>> begin Dataset content

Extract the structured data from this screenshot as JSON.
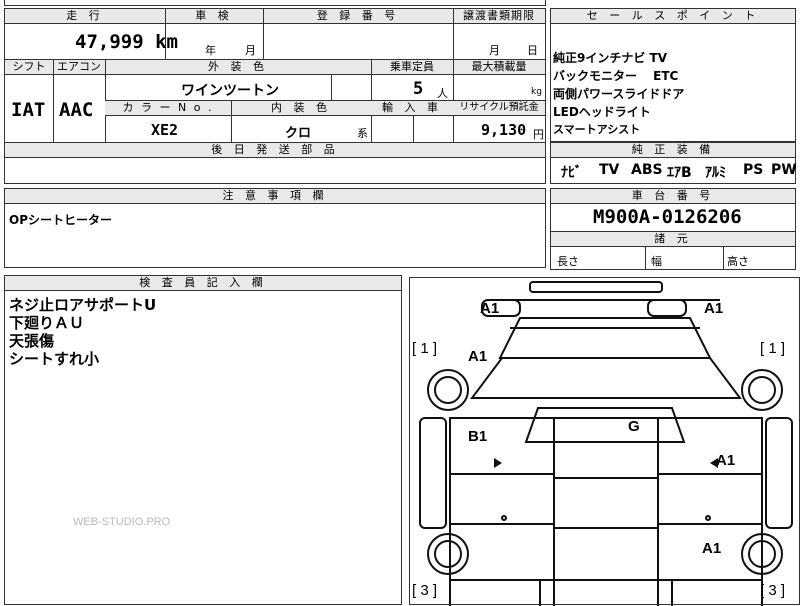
{
  "top": {
    "h_mileage": "走 行",
    "h_inspection": "車 検",
    "h_registration": "登 録 番 号",
    "h_transfer": "譲渡書類期限",
    "mileage": "47,999 km",
    "insp_year": "年",
    "insp_month": "月",
    "transfer_month": "月",
    "transfer_day": "日",
    "h_shift": "シフト",
    "h_ac": "エアコン",
    "h_exterior": "外 装 色",
    "h_capacity": "乗車定員",
    "h_load": "最大積載量",
    "shift": "IAT",
    "ac": "AAC",
    "exterior_color": "ワインツートン",
    "capacity": "5",
    "capacity_unit": "人",
    "load_unit": "kg",
    "h_color_no": "カ ラ ー N o .",
    "h_interior": "内 装 色",
    "h_import": "輸 入 車",
    "h_recycle": "リサイクル預託金",
    "color_no": "XE2",
    "interior_color": "クロ",
    "interior_suffix": "系",
    "recycle_fee": "9,130",
    "recycle_unit": "円",
    "h_parts": "後 日 発 送 部 品"
  },
  "sales": {
    "header": "セ ー ル ス ポ イ ン ト",
    "lines": [
      "純正9インチナビ TV",
      "バックモニター　 ETC",
      "両側パワースライドドア",
      "LEDヘッドライト",
      "スマートアシスト"
    ]
  },
  "equipment": {
    "header": "純 正 装 備",
    "items": [
      "ﾅﾋﾞ",
      "TV",
      "ABS",
      "ｴｱB",
      "ｱﾙﾐ",
      "PS",
      "PW"
    ]
  },
  "notes": {
    "header": "注 意 事 項 欄",
    "text": "OPシートヒーター"
  },
  "chassis": {
    "header": "車 台 番 号",
    "number": "M900A-0126206",
    "dim_header": "諸 元",
    "length": "長さ",
    "width": "幅",
    "height": "高さ"
  },
  "inspector": {
    "header": "検 査 員 記 入 欄",
    "lines": [
      "ネジ止ロアサポートU",
      "下廻りＡＵ",
      "天張傷",
      "シートすれ小"
    ]
  },
  "diagram": {
    "marks": [
      "A1",
      "A1",
      "A1",
      "B1",
      "G",
      "A1",
      "A1"
    ],
    "brackets": [
      "[ 1 ]",
      "[ 1 ]",
      "[ 3 ]",
      "[ 3 ]"
    ]
  },
  "watermark": "WEB-STUDIO.PRO"
}
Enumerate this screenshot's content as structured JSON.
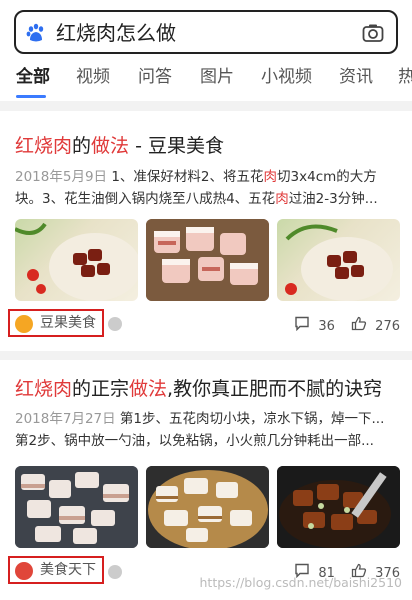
{
  "search": {
    "query": "红烧肉怎么做"
  },
  "tabs": [
    "全部",
    "视频",
    "问答",
    "图片",
    "小视频",
    "资讯",
    "热"
  ],
  "results": [
    {
      "title_parts": [
        "红烧肉",
        "的",
        "做法",
        " - 豆果美食"
      ],
      "date": "2018年5月9日",
      "snippet_line1_a": " 1、准保好材料2、将五花",
      "snippet_hl_1": "肉",
      "snippet_line1_b": "切3x4cm的大方",
      "snippet_line2_a": "块。3、花生油倒入锅内烧至八成热4、五花",
      "snippet_hl_2": "肉",
      "snippet_line2_b": "过油2-3分钟...",
      "source": "豆果美食",
      "comments": "36",
      "likes": "276"
    },
    {
      "title_parts": [
        "红烧肉",
        "的正宗",
        "做法",
        ",教你真正肥而不腻的诀窍"
      ],
      "date": "2018年7月27日",
      "snippet_line1": " 第1步、五花肉切小块，凉水下锅，焯一下...",
      "snippet_line2": "第2步、锅中放一勺油，以免粘锅，小火煎几分钟耗出一部...",
      "source": "美食天下",
      "comments": "81",
      "likes": "376"
    }
  ],
  "watermark": "https://blog.csdn.net/baishi2510",
  "colors": {
    "accent": "#3b7bff",
    "highlight": "#e03a3a",
    "source_box": "#d61f1f"
  }
}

>> end Dataset content

• What the exercise asks
Reproduce the full listing above verbatim, with no pictures included.

• Written response
Extract the structured data from this screenshot as JSON.
{
  "top": {
    "h_mileage": "走 行",
    "h_inspection": "車 検",
    "h_registration": "登 録 番 号",
    "h_transfer": "譲渡書類期限",
    "mileage": "47,999 km",
    "insp_year": "年",
    "insp_month": "月",
    "transfer_month": "月",
    "transfer_day": "日",
    "h_shift": "シフト",
    "h_ac": "エアコン",
    "h_exterior": "外 装 色",
    "h_capacity": "乗車定員",
    "h_load": "最大積載量",
    "shift": "IAT",
    "ac": "AAC",
    "exterior_color": "ワインツートン",
    "capacity": "5",
    "capacity_unit": "人",
    "load_unit": "kg",
    "h_color_no": "カ ラ ー N o .",
    "h_interior": "内 装 色",
    "h_import": "輸 入 車",
    "h_recycle": "リサイクル預託金",
    "color_no": "XE2",
    "interior_color": "クロ",
    "interior_suffix": "系",
    "recycle_fee": "9,130",
    "recycle_unit": "円",
    "h_parts": "後 日 発 送 部 品"
  },
  "sales": {
    "header": "セ ー ル ス ポ イ ン ト",
    "lines": [
      "純正9インチナビ TV",
      "バックモニター　 ETC",
      "両側パワースライドドア",
      "LEDヘッドライト",
      "スマートアシスト"
    ]
  },
  "equipment": {
    "header": "純 正 装 備",
    "items": [
      "ﾅﾋﾞ",
      "TV",
      "ABS",
      "ｴｱB",
      "ｱﾙﾐ",
      "PS",
      "PW"
    ]
  },
  "notes": {
    "header": "注 意 事 項 欄",
    "text": "OPシートヒーター"
  },
  "chassis": {
    "header": "車 台 番 号",
    "number": "M900A-0126206",
    "dim_header": "諸 元",
    "length": "長さ",
    "width": "幅",
    "height": "高さ"
  },
  "inspector": {
    "header": "検 査 員 記 入 欄",
    "lines": [
      "ネジ止ロアサポートU",
      "下廻りＡＵ",
      "天張傷",
      "シートすれ小"
    ]
  },
  "diagram": {
    "marks": [
      "A1",
      "A1",
      "A1",
      "B1",
      "G",
      "A1",
      "A1"
    ],
    "brackets": [
      "[ 1 ]",
      "[ 1 ]",
      "[ 3 ]",
      "[ 3 ]"
    ]
  },
  "watermark": "WEB-STUDIO.PRO"
}
Enumerate this screenshot's content as structured JSON.
{
  "search": {
    "query": "红烧肉怎么做"
  },
  "tabs": [
    "全部",
    "视频",
    "问答",
    "图片",
    "小视频",
    "资讯",
    "热"
  ],
  "results": [
    {
      "title_parts": [
        "红烧肉",
        "的",
        "做法",
        " - 豆果美食"
      ],
      "date": "2018年5月9日",
      "snippet_line1_a": " 1、准保好材料2、将五花",
      "snippet_hl_1": "肉",
      "snippet_line1_b": "切3x4cm的大方",
      "snippet_line2_a": "块。3、花生油倒入锅内烧至八成热4、五花",
      "snippet_hl_2": "肉",
      "snippet_line2_b": "过油2-3分钟...",
      "source": "豆果美食",
      "comments": "36",
      "likes": "276"
    },
    {
      "title_parts": [
        "红烧肉",
        "的正宗",
        "做法",
        ",教你真正肥而不腻的诀窍"
      ],
      "date": "2018年7月27日",
      "snippet_line1": " 第1步、五花肉切小块，凉水下锅，焯一下...",
      "snippet_line2": "第2步、锅中放一勺油，以免粘锅，小火煎几分钟耗出一部...",
      "source": "美食天下",
      "comments": "81",
      "likes": "376"
    }
  ],
  "watermark": "https://blog.csdn.net/baishi2510",
  "colors": {
    "accent": "#3b7bff",
    "highlight": "#e03a3a",
    "source_box": "#d61f1f"
  }
}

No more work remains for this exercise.